◆ DIRECTIONS ◆
Retype the data below line for line, keeping every character, space and number unchanged.

◆ RECORDS TO PROCESS ◆

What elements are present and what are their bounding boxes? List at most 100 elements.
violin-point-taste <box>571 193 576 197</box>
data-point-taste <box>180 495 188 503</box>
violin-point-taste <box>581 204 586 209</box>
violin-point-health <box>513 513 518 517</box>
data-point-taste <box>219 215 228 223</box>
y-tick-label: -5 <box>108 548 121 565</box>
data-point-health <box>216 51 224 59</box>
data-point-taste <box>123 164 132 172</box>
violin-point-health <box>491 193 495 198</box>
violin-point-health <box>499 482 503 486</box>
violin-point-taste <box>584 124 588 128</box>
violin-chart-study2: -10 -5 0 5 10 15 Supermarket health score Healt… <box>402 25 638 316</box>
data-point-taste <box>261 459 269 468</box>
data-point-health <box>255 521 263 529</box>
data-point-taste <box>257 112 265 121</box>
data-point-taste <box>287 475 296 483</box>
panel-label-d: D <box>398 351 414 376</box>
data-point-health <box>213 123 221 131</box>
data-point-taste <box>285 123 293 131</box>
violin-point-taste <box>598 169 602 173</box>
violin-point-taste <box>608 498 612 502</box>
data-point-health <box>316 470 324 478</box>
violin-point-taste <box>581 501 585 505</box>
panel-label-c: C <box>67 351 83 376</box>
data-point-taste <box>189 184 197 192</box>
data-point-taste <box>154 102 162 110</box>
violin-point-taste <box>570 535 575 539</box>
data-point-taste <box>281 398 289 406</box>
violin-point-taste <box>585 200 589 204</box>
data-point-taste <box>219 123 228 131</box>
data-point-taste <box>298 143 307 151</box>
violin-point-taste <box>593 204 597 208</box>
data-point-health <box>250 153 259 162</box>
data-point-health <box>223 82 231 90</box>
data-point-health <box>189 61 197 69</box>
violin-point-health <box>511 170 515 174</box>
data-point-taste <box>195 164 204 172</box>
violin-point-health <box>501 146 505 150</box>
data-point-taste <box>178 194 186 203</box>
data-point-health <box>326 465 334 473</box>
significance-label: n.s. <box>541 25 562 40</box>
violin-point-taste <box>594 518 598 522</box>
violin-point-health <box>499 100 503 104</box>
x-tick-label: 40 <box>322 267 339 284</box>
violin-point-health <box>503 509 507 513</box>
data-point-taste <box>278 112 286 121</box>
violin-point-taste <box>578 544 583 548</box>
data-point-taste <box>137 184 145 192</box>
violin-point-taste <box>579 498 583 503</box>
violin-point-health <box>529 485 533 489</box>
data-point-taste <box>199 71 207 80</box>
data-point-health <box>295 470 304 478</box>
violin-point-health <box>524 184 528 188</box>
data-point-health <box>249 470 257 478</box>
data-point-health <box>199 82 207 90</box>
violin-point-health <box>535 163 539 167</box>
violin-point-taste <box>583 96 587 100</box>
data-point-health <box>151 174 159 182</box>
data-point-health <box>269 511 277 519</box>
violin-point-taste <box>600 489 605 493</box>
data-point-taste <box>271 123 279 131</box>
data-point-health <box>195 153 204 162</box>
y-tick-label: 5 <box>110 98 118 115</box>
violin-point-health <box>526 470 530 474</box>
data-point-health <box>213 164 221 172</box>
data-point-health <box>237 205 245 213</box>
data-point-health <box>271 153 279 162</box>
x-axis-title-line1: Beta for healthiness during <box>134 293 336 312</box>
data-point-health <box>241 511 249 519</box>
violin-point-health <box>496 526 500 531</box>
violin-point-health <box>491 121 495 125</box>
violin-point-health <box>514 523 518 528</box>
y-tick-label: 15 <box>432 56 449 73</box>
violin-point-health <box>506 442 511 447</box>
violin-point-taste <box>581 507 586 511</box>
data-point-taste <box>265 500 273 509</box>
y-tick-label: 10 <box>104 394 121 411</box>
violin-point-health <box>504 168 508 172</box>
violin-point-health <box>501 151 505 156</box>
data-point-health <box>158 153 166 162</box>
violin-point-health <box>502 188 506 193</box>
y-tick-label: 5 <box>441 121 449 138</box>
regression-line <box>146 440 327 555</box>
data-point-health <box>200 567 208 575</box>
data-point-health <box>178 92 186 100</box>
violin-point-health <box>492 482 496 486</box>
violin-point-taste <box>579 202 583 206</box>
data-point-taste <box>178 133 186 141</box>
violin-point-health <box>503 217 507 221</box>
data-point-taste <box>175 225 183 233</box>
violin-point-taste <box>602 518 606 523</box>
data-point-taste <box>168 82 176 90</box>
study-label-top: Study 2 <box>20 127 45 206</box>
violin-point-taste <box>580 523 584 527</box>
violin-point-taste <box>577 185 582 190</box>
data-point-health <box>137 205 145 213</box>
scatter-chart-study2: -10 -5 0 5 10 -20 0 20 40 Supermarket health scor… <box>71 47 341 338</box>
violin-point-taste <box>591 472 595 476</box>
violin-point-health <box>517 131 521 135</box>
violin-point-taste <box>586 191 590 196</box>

◆ SOLUTION ◆
What elements are present and what are their bounding boxes? List at most 100 elements.
violin-point-taste <box>571 193 576 197</box>
data-point-taste <box>180 495 188 503</box>
violin-point-taste <box>581 204 586 209</box>
violin-point-health <box>513 513 518 517</box>
data-point-taste <box>219 215 228 223</box>
y-tick-label: -5 <box>108 548 121 565</box>
data-point-health <box>216 51 224 59</box>
data-point-taste <box>123 164 132 172</box>
violin-point-health <box>491 193 495 198</box>
violin-point-health <box>499 482 503 486</box>
violin-point-taste <box>584 124 588 128</box>
violin-chart-study2: -10 -5 0 5 10 15 Supermarket health score Healt… <box>402 25 638 316</box>
data-point-taste <box>261 459 269 468</box>
data-point-health <box>255 521 263 529</box>
data-point-taste <box>257 112 265 121</box>
data-point-taste <box>287 475 296 483</box>
panel-label-d: D <box>398 351 414 376</box>
data-point-health <box>213 123 221 131</box>
data-point-taste <box>285 123 293 131</box>
violin-point-taste <box>598 169 602 173</box>
violin-point-taste <box>608 498 612 502</box>
data-point-health <box>316 470 324 478</box>
violin-point-taste <box>581 501 585 505</box>
panel-label-c: C <box>67 351 83 376</box>
data-point-taste <box>189 184 197 192</box>
data-point-taste <box>154 102 162 110</box>
violin-point-taste <box>570 535 575 539</box>
data-point-taste <box>281 398 289 406</box>
violin-point-taste <box>585 200 589 204</box>
data-point-taste <box>219 123 228 131</box>
data-point-taste <box>298 143 307 151</box>
violin-point-taste <box>593 204 597 208</box>
data-point-health <box>250 153 259 162</box>
data-point-health <box>223 82 231 90</box>
data-point-health <box>189 61 197 69</box>
violin-point-health <box>511 170 515 174</box>
data-point-taste <box>195 164 204 172</box>
violin-point-health <box>501 146 505 150</box>
data-point-taste <box>178 194 186 203</box>
data-point-health <box>326 465 334 473</box>
significance-label: n.s. <box>541 25 562 40</box>
violin-point-taste <box>594 518 598 522</box>
violin-point-health <box>499 100 503 104</box>
x-tick-label: 40 <box>322 267 339 284</box>
violin-point-health <box>503 509 507 513</box>
data-point-taste <box>278 112 286 121</box>
violin-point-taste <box>578 544 583 548</box>
data-point-taste <box>137 184 145 192</box>
violin-point-taste <box>579 498 583 503</box>
violin-point-health <box>529 485 533 489</box>
data-point-taste <box>199 71 207 80</box>
data-point-health <box>295 470 304 478</box>
violin-point-health <box>524 184 528 188</box>
data-point-health <box>249 470 257 478</box>
data-point-health <box>199 82 207 90</box>
violin-point-health <box>535 163 539 167</box>
violin-point-taste <box>583 96 587 100</box>
data-point-health <box>151 174 159 182</box>
data-point-health <box>269 511 277 519</box>
violin-point-taste <box>600 489 605 493</box>
data-point-taste <box>271 123 279 131</box>
data-point-health <box>195 153 204 162</box>
y-tick-label: 5 <box>110 98 118 115</box>
violin-point-health <box>526 470 530 474</box>
data-point-health <box>213 164 221 172</box>
data-point-health <box>237 205 245 213</box>
data-point-health <box>271 153 279 162</box>
x-axis-title-line1: Beta for healthiness during <box>134 293 336 312</box>
data-point-health <box>241 511 249 519</box>
violin-point-health <box>496 526 500 531</box>
violin-point-health <box>491 121 495 125</box>
violin-point-health <box>514 523 518 528</box>
y-tick-label: 15 <box>432 56 449 73</box>
violin-point-health <box>506 442 511 447</box>
violin-point-taste <box>581 507 586 511</box>
data-point-taste <box>265 500 273 509</box>
y-tick-label: 10 <box>104 394 121 411</box>
violin-point-health <box>504 168 508 172</box>
violin-point-health <box>501 151 505 156</box>
data-point-health <box>158 153 166 162</box>
violin-point-health <box>502 188 506 193</box>
y-tick-label: 5 <box>441 121 449 138</box>
regression-line <box>146 440 327 555</box>
data-point-health <box>200 567 208 575</box>
data-point-health <box>178 92 186 100</box>
violin-point-health <box>492 482 496 486</box>
violin-point-taste <box>579 202 583 206</box>
data-point-taste <box>178 133 186 141</box>
violin-point-health <box>503 217 507 221</box>
data-point-taste <box>175 225 183 233</box>
violin-point-taste <box>602 518 606 523</box>
data-point-taste <box>168 82 176 90</box>
study-label-top: Study 2 <box>20 127 45 206</box>
violin-point-taste <box>580 523 584 527</box>
violin-point-taste <box>577 185 582 190</box>
data-point-health <box>137 205 145 213</box>
scatter-chart-study2: -10 -5 0 5 10 -20 0 20 40 Supermarket health scor… <box>71 47 341 338</box>
violin-point-taste <box>591 472 595 476</box>
violin-point-health <box>517 131 521 135</box>
violin-point-taste <box>586 191 590 196</box>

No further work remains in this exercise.